— Brief —
Tally each line where the word "name" occurs, then give only the total.

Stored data
□ □ □

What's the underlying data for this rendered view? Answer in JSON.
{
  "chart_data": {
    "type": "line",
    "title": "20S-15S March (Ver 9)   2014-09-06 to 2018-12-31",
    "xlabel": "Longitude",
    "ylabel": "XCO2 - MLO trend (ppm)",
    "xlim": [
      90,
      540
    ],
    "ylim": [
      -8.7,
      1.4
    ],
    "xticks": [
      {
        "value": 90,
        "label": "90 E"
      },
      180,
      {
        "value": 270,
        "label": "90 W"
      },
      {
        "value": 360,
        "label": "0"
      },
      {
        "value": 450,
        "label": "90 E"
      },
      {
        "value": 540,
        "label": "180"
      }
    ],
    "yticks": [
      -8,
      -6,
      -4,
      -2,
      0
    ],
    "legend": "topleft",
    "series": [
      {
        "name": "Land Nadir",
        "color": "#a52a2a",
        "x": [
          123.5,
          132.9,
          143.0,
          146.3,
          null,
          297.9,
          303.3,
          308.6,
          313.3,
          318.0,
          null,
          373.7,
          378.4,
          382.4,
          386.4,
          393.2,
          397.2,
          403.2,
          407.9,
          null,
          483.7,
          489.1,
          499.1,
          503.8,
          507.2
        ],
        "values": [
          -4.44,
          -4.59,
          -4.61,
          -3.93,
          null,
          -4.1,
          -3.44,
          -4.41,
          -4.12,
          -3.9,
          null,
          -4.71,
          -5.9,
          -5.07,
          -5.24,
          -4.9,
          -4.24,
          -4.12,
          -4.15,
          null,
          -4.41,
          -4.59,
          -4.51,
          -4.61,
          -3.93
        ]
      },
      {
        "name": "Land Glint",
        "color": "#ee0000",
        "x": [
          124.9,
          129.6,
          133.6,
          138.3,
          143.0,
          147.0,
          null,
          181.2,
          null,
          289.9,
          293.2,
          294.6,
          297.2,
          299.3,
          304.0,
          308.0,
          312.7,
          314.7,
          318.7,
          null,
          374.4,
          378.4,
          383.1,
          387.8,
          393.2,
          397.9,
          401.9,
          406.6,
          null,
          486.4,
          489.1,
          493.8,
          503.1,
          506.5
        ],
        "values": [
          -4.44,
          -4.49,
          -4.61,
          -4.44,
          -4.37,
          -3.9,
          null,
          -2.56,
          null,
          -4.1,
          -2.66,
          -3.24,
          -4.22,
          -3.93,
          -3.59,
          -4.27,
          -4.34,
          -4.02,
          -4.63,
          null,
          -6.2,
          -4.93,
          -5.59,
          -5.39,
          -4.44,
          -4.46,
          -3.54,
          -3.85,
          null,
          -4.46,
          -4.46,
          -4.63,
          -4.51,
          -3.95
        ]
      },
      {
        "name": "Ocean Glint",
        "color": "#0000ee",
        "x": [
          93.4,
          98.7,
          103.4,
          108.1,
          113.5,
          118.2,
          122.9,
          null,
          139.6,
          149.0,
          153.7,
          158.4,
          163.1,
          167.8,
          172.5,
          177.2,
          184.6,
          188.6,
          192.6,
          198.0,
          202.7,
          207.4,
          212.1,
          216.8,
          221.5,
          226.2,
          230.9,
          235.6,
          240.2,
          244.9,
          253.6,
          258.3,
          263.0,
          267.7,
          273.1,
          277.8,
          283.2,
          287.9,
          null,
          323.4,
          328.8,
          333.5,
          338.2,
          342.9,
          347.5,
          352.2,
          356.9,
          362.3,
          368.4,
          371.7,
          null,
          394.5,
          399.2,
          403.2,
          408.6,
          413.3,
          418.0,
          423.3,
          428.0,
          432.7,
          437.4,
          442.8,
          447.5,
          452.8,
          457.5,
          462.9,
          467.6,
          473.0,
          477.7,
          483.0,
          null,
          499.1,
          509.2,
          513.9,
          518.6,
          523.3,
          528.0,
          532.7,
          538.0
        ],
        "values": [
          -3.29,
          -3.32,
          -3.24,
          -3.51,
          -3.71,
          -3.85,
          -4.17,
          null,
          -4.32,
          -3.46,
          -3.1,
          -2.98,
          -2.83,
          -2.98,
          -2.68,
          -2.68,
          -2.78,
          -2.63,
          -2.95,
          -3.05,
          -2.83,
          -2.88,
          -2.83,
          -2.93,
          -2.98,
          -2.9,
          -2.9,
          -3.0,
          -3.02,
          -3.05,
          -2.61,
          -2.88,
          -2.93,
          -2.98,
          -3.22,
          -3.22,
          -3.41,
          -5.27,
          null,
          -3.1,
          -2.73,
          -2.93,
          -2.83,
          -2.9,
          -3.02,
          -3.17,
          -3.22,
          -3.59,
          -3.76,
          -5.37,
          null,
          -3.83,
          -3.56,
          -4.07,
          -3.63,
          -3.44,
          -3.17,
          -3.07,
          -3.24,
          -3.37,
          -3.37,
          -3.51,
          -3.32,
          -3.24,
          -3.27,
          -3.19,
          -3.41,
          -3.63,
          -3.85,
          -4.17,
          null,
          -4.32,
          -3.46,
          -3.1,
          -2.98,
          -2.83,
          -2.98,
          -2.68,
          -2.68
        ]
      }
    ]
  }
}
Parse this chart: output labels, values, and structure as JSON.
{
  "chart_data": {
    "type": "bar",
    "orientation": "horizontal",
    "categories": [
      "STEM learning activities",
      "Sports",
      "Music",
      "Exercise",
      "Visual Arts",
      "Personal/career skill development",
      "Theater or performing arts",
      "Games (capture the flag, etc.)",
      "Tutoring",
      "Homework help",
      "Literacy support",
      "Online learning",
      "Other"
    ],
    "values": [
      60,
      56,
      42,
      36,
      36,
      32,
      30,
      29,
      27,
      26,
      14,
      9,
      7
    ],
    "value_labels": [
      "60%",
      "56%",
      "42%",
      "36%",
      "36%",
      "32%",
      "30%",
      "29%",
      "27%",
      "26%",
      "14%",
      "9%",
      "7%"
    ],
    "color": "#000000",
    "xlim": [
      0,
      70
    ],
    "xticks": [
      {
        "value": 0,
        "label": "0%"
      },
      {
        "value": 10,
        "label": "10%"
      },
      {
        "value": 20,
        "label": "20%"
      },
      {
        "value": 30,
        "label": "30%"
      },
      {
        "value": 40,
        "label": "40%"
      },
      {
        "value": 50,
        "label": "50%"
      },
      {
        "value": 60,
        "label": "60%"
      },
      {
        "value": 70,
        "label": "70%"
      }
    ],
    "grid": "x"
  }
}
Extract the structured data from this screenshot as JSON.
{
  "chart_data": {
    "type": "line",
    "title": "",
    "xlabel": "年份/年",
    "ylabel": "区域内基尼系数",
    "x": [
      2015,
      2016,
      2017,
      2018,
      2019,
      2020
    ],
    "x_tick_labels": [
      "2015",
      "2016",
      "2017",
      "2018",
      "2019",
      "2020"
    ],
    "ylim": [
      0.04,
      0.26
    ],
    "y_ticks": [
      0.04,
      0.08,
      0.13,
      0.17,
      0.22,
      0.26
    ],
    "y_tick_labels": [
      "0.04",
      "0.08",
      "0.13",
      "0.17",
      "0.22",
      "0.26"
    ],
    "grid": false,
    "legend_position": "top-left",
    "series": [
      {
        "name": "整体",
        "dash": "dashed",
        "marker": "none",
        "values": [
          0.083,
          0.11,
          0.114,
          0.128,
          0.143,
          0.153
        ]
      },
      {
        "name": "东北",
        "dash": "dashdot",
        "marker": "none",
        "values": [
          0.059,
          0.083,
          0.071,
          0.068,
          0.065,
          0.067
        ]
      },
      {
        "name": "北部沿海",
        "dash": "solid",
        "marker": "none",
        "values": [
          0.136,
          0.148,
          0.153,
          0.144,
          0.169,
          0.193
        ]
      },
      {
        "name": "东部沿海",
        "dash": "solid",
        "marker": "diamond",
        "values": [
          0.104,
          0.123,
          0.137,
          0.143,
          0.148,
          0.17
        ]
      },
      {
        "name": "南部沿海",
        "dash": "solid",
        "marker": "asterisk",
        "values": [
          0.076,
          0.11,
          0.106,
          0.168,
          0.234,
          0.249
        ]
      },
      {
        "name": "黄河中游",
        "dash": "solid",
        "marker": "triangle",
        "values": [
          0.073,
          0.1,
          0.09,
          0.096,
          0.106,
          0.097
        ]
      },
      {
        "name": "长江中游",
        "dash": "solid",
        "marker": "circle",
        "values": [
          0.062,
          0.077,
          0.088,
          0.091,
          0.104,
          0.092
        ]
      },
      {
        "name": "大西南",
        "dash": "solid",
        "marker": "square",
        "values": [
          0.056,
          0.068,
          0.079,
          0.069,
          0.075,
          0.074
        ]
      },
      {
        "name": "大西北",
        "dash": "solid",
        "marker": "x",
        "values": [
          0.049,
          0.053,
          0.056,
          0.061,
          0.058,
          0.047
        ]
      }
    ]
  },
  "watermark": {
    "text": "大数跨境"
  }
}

□ □ □

— Exercise result —
12